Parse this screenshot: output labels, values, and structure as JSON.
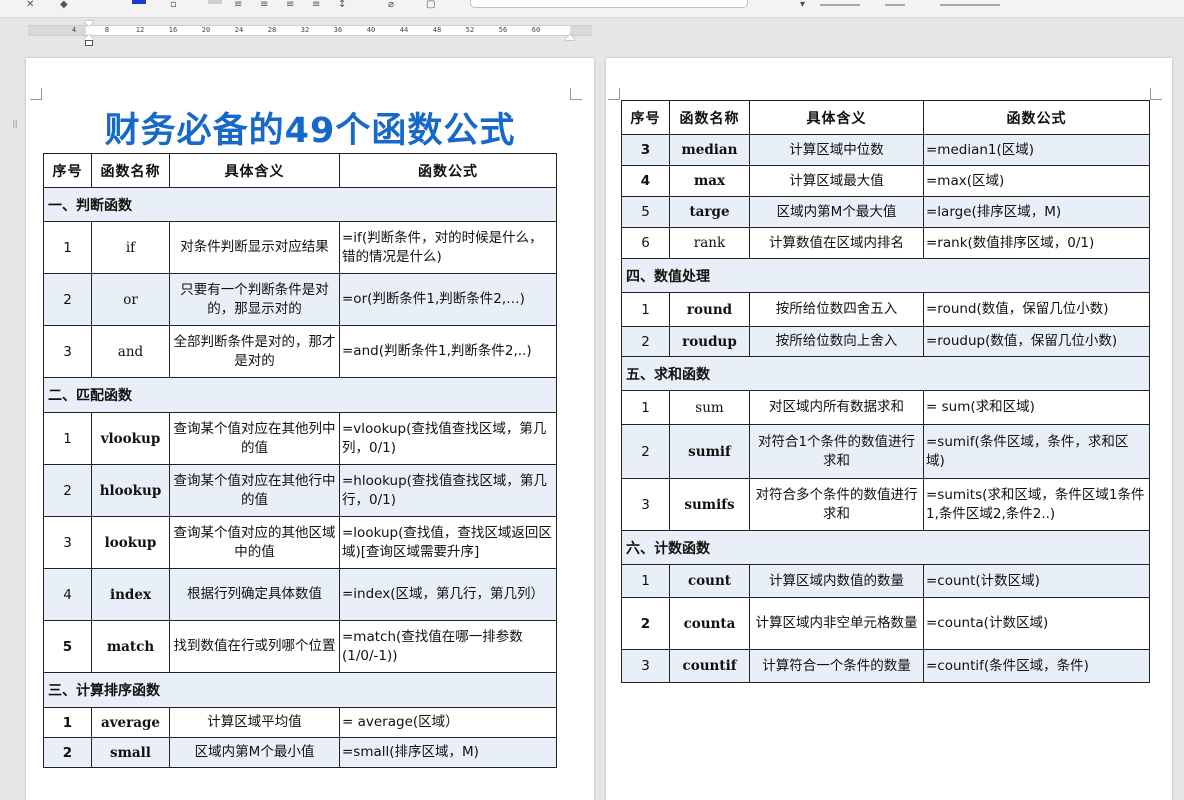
{
  "ruler": {
    "ticks": [
      "4",
      "8",
      "12",
      "16",
      "20",
      "24",
      "28",
      "32",
      "36",
      "40",
      "44",
      "48",
      "52",
      "56",
      "60"
    ]
  },
  "title": "财务必备的49个函数公式",
  "headers": [
    "序号",
    "函数名称",
    "具体含义",
    "函数公式"
  ],
  "page1_rows": [
    {
      "section": "一、判断函数"
    },
    {
      "no": "1",
      "name": "if",
      "meaning": "对条件判断显示对应结果",
      "formula": "=if(判断条件，对的时候是什么，错的情况是什么)"
    },
    {
      "no": "2",
      "name": "or",
      "meaning": "只要有一个判断条件是对的，那显示对的",
      "formula": "=or(判断条件1,判断条件2,…)"
    },
    {
      "no": "3",
      "name": "and",
      "meaning": "全部判断条件是对的，那才是对的",
      "formula": "=and(判断条件1,判断条件2,..)"
    },
    {
      "section": "二、匹配函数"
    },
    {
      "no": "1",
      "name": "vlookup",
      "meaning": "查询某个值对应在其他列中的值",
      "formula": "=vlookup(查找值查找区域，第几列，0/1)"
    },
    {
      "no": "2",
      "name": "hlookup",
      "meaning": "查询某个值对应在其他行中的值",
      "formula": "=hlookup(查找值查找区域，第几行，0/1)"
    },
    {
      "no": "3",
      "name": "lookup",
      "meaning": "查询某个值对应的其他区域中的值",
      "formula": "=lookup(查找值，查找区域返回区域)[查询区域需要升序]"
    },
    {
      "no": "4",
      "name": "index",
      "meaning": "根据行列确定具体数值",
      "formula": "=index(区域，第几行，第几列）"
    },
    {
      "no": "5",
      "name": "match",
      "meaning": "找到数值在行或列哪个位置",
      "formula": "=match(查找值在哪一排参数(1/0/-1))"
    },
    {
      "section": "三、计算排序函数"
    },
    {
      "no": "1",
      "name": "average",
      "meaning": "计算区域平均值",
      "formula": "= average(区域）"
    },
    {
      "no": "2",
      "name": "small",
      "meaning": "区域内第M个最小值",
      "formula": "=small(排序区域，M)"
    }
  ],
  "page2_rows": [
    {
      "no": "3",
      "name": "median",
      "meaning": "计算区域中位数",
      "formula": "=median1(区域)"
    },
    {
      "no": "4",
      "name": "max",
      "meaning": "计算区域最大值",
      "formula": "=max(区域)"
    },
    {
      "no": "5",
      "name": "targe",
      "meaning": "区域内第M个最大值",
      "formula": "=large(排序区域，M)"
    },
    {
      "no": "6",
      "name": "rank",
      "meaning": "计算数值在区域内排名",
      "formula": "=rank(数值排序区域，0/1)"
    },
    {
      "section": "四、数值处理"
    },
    {
      "no": "1",
      "name": "round",
      "meaning": "按所给位数四舍五入",
      "formula": "=round(数值，保留几位小数)"
    },
    {
      "no": "2",
      "name": "roudup",
      "meaning": "按所给位数向上舍入",
      "formula": "=roudup(数值，保留几位小数)"
    },
    {
      "section": "五、求和函数"
    },
    {
      "no": "1",
      "name": "sum",
      "meaning": "对区域内所有数据求和",
      "formula": "= sum(求和区域)"
    },
    {
      "no": "2",
      "name": "sumif",
      "meaning": "对符合1个条件的数值进行求和",
      "formula": "=sumif(条件区域，条件，求和区域)"
    },
    {
      "no": "3",
      "name": "sumifs",
      "meaning": "对符合多个条件的数值进行求和",
      "formula": "=sumits(求和区域，条件区域1条件1,条件区域2,条件2..)"
    },
    {
      "section": "六、计数函数"
    },
    {
      "no": "1",
      "name": "count",
      "meaning": "计算区域内数值的数量",
      "formula": "=count(计数区域)"
    },
    {
      "no": "2",
      "name": "counta",
      "meaning": "计算区域内非空单元格数量",
      "formula": "=counta(计数区域)"
    },
    {
      "no": "3",
      "name": "countif",
      "meaning": "计算符合一个条件的数量",
      "formula": "=countif(条件区域，条件)"
    }
  ]
}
■ ■ ■ ■ ■ ■ ■
# SET TASK
Transcribe the records above verbatim. Do not carry over any picture.

# THE REPLY
Parse this screenshot: output labels, values, and structure as JSON.
{
  "ruler": {
    "ticks": [
      "4",
      "8",
      "12",
      "16",
      "20",
      "24",
      "28",
      "32",
      "36",
      "40",
      "44",
      "48",
      "52",
      "56",
      "60"
    ]
  },
  "title": "财务必备的49个函数公式",
  "headers": [
    "序号",
    "函数名称",
    "具体含义",
    "函数公式"
  ],
  "page1_rows": [
    {
      "section": "一、判断函数"
    },
    {
      "no": "1",
      "name": "if",
      "meaning": "对条件判断显示对应结果",
      "formula": "=if(判断条件，对的时候是什么，错的情况是什么)"
    },
    {
      "no": "2",
      "name": "or",
      "meaning": "只要有一个判断条件是对的，那显示对的",
      "formula": "=or(判断条件1,判断条件2,…)"
    },
    {
      "no": "3",
      "name": "and",
      "meaning": "全部判断条件是对的，那才是对的",
      "formula": "=and(判断条件1,判断条件2,..)"
    },
    {
      "section": "二、匹配函数"
    },
    {
      "no": "1",
      "name": "vlookup",
      "meaning": "查询某个值对应在其他列中的值",
      "formula": "=vlookup(查找值查找区域，第几列，0/1)"
    },
    {
      "no": "2",
      "name": "hlookup",
      "meaning": "查询某个值对应在其他行中的值",
      "formula": "=hlookup(查找值查找区域，第几行，0/1)"
    },
    {
      "no": "3",
      "name": "lookup",
      "meaning": "查询某个值对应的其他区域中的值",
      "formula": "=lookup(查找值，查找区域返回区域)[查询区域需要升序]"
    },
    {
      "no": "4",
      "name": "index",
      "meaning": "根据行列确定具体数值",
      "formula": "=index(区域，第几行，第几列）"
    },
    {
      "no": "5",
      "name": "match",
      "meaning": "找到数值在行或列哪个位置",
      "formula": "=match(查找值在哪一排参数(1/0/-1))"
    },
    {
      "section": "三、计算排序函数"
    },
    {
      "no": "1",
      "name": "average",
      "meaning": "计算区域平均值",
      "formula": "= average(区域）"
    },
    {
      "no": "2",
      "name": "small",
      "meaning": "区域内第M个最小值",
      "formula": "=small(排序区域，M)"
    }
  ],
  "page2_rows": [
    {
      "no": "3",
      "name": "median",
      "meaning": "计算区域中位数",
      "formula": "=median1(区域)"
    },
    {
      "no": "4",
      "name": "max",
      "meaning": "计算区域最大值",
      "formula": "=max(区域)"
    },
    {
      "no": "5",
      "name": "targe",
      "meaning": "区域内第M个最大值",
      "formula": "=large(排序区域，M)"
    },
    {
      "no": "6",
      "name": "rank",
      "meaning": "计算数值在区域内排名",
      "formula": "=rank(数值排序区域，0/1)"
    },
    {
      "section": "四、数值处理"
    },
    {
      "no": "1",
      "name": "round",
      "meaning": "按所给位数四舍五入",
      "formula": "=round(数值，保留几位小数)"
    },
    {
      "no": "2",
      "name": "roudup",
      "meaning": "按所给位数向上舍入",
      "formula": "=roudup(数值，保留几位小数)"
    },
    {
      "section": "五、求和函数"
    },
    {
      "no": "1",
      "name": "sum",
      "meaning": "对区域内所有数据求和",
      "formula": "= sum(求和区域)"
    },
    {
      "no": "2",
      "name": "sumif",
      "meaning": "对符合1个条件的数值进行求和",
      "formula": "=sumif(条件区域，条件，求和区域)"
    },
    {
      "no": "3",
      "name": "sumifs",
      "meaning": "对符合多个条件的数值进行求和",
      "formula": "=sumits(求和区域，条件区域1条件1,条件区域2,条件2..)"
    },
    {
      "section": "六、计数函数"
    },
    {
      "no": "1",
      "name": "count",
      "meaning": "计算区域内数值的数量",
      "formula": "=count(计数区域)"
    },
    {
      "no": "2",
      "name": "counta",
      "meaning": "计算区域内非空单元格数量",
      "formula": "=counta(计数区域)"
    },
    {
      "no": "3",
      "name": "countif",
      "meaning": "计算符合一个条件的数量",
      "formula": "=countif(条件区域，条件)"
    }
  ]
}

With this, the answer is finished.